Every time I stay in a place temporarily, I tend to lose my ground a bit. It happens even when I return to my home country, the place where I grew up and feel comfortable. Apart from social anxieties (which are mostly created by my own damn head), it becomes physical. I feel a little off. My stomach hurts, and my sleep is light. Last week, I started a small ritual which was suggested to me. ‘Every time you walk into a space, whether it is grandma’s living room, the hairdresser’s or the bus, take a few seconds to touch any surface.’ We might have experienced the miraculous power of touch in many ways, but that sweet sensation of interaction with material never grows old. Understanding can be physical. For many sculptors, this is the reason they do what they do.

• **Extracted information**:
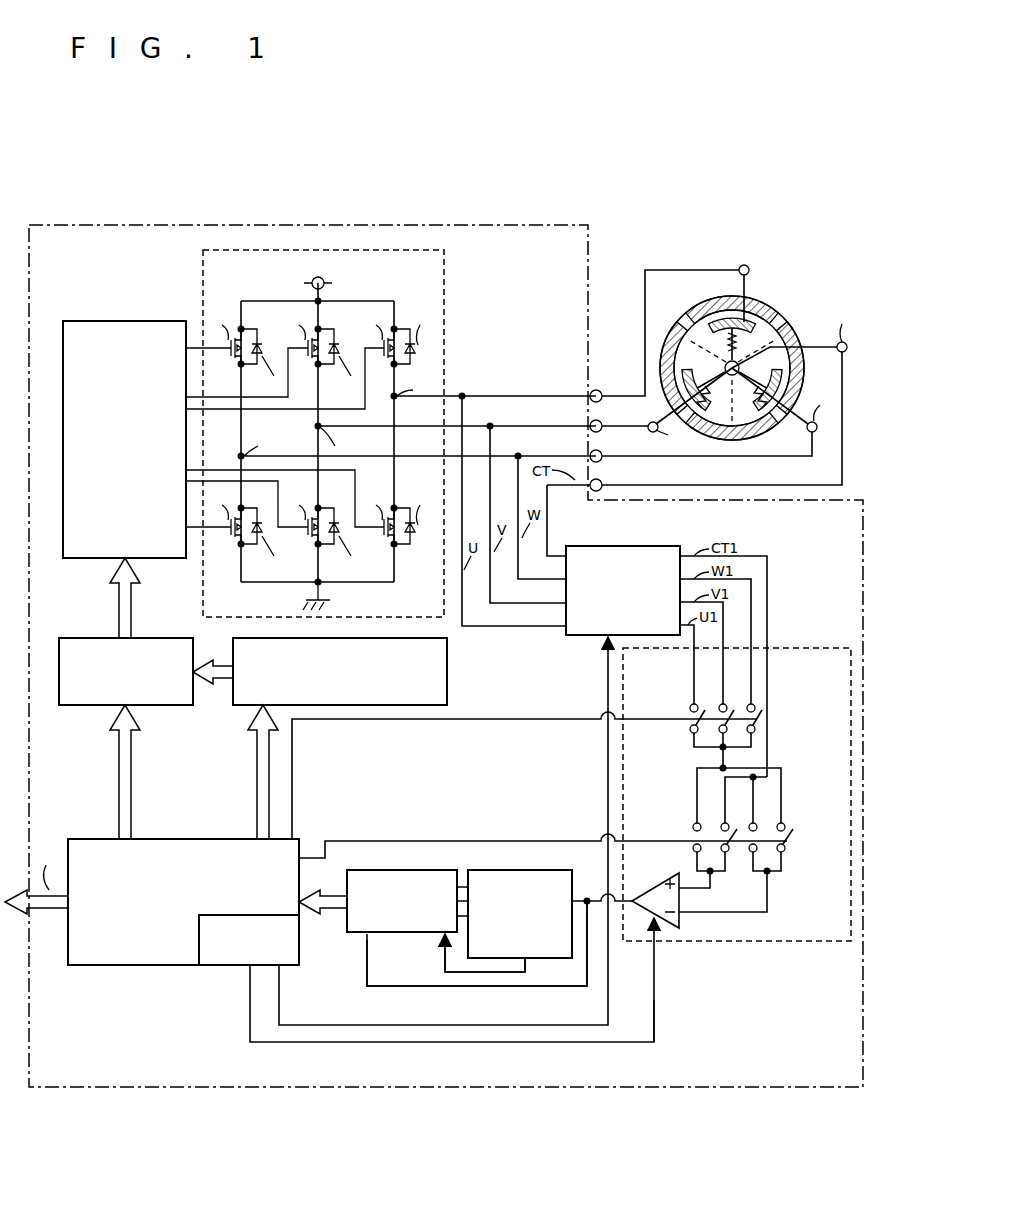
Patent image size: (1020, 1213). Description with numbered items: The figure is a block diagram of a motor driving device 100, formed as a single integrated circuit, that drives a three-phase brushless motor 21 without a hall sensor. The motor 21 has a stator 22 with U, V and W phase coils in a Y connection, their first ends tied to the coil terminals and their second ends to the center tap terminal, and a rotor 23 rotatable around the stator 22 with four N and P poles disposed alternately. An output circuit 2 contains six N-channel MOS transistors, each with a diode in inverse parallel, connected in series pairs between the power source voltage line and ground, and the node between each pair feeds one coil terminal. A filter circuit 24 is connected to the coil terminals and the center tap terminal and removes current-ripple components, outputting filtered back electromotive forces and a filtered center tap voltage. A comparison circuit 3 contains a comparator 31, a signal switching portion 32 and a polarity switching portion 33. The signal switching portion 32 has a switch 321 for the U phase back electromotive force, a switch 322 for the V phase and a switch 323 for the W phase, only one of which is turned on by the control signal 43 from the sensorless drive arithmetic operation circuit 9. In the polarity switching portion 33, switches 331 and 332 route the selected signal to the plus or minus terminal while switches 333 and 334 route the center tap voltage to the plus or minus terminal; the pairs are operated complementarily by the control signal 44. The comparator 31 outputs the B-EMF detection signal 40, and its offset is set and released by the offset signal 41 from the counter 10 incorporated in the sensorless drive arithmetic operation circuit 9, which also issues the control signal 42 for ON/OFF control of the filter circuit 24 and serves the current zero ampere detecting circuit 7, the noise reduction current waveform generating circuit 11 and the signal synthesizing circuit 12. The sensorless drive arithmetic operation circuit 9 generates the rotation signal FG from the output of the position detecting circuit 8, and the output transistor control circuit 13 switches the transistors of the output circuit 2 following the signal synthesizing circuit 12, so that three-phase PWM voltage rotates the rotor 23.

The motor driving device 100 is at (521, 222).
The output circuit 2 is at (444, 270).
The comparison circuit 3 is at (806, 646).
The current zero ampere detecting circuit 7 is at (513, 869).
The position detecting circuit 8 is at (398, 869).
The sensorless drive arithmetic operation circuit 9 is at (194, 838).
The counter 10 is at (199, 943).
The noise reduction current waveform generating circuit 11 is at (447, 667).
The signal synthesizing circuit 12 is at (162, 638).
The output transistor control circuit 13 is at (125, 320).
The three-phase brushless motor 21 is at (765, 304).
The stator 22 is at (764, 418).
The rotor 23 is at (789, 332).
The filter circuit 24 is at (620, 545).
The comparator 31 is at (659, 885).
The signal switching portion 32 is at (726, 714).
The polarity switching portion 33 is at (742, 815).
The B-EMF detection signal 40 is at (647, 930).
The offset signal 41 is at (414, 1043).
The control signal 42 is at (332, 1024).
The control signal 43 is at (498, 719).
The control signal 44 is at (498, 841).
The switch 321 is at (689, 708).
The switch 322 is at (718, 706).
The switch 323 is at (746, 706).
The switch 331 is at (692, 827).
The switch 332 is at (795, 838).
The switch 333 is at (720, 825).
The switch 334 is at (758, 826).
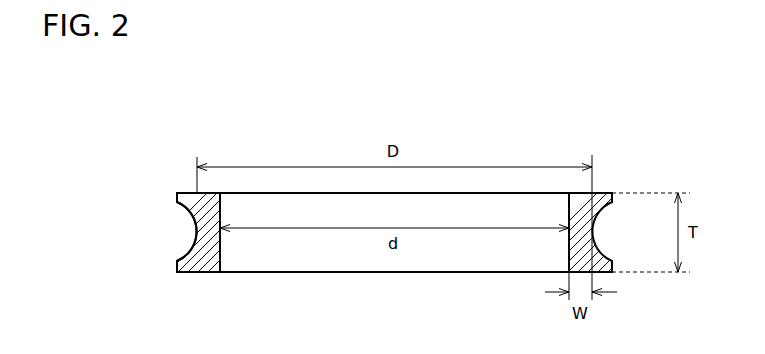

• **Written tasks**:
[A] From the passage on touch, extract the words between "Every time I" and "what they do.", inclusive.
[B] Answer these questions using the passage on touch:
(i) Which two physical symptoms does the writer describe?
(ii) Which three spaces does the suggested ritual name as examples?
(iii) For whom, according to the passage, is the physical nature of understanding the reason they do what they do?
The records are unrelated material and stand apart from the text.

• **Expected answers**:
[A]
Every time I stay in a place temporarily, I tend to lose my ground a bit. It happens even when I return to my home country, the place where I grew up and feel comfortable. Apart from social anxieties (which are mostly created by my own damn head), it becomes physical. I feel a little off. My stomach hurts, and my sleep is light. Last week, I started a small ritual which was suggested to me. ‘Every time you walk into a space, whether it is grandma’s living room, the hairdresser’s or the bus, take a few seconds to touch any surface.’ We might have experienced the miraculous power of touch in many ways, but that sweet sensation of interaction with material never grows old. Understanding can be physical. For many sculptors, this is the reason they do what they do.

[B]
(i) The writer's stomach hurts, and their sleep is light.
(ii) Grandma's living room, the hairdresser's, and the bus.
(iii) For many sculptors.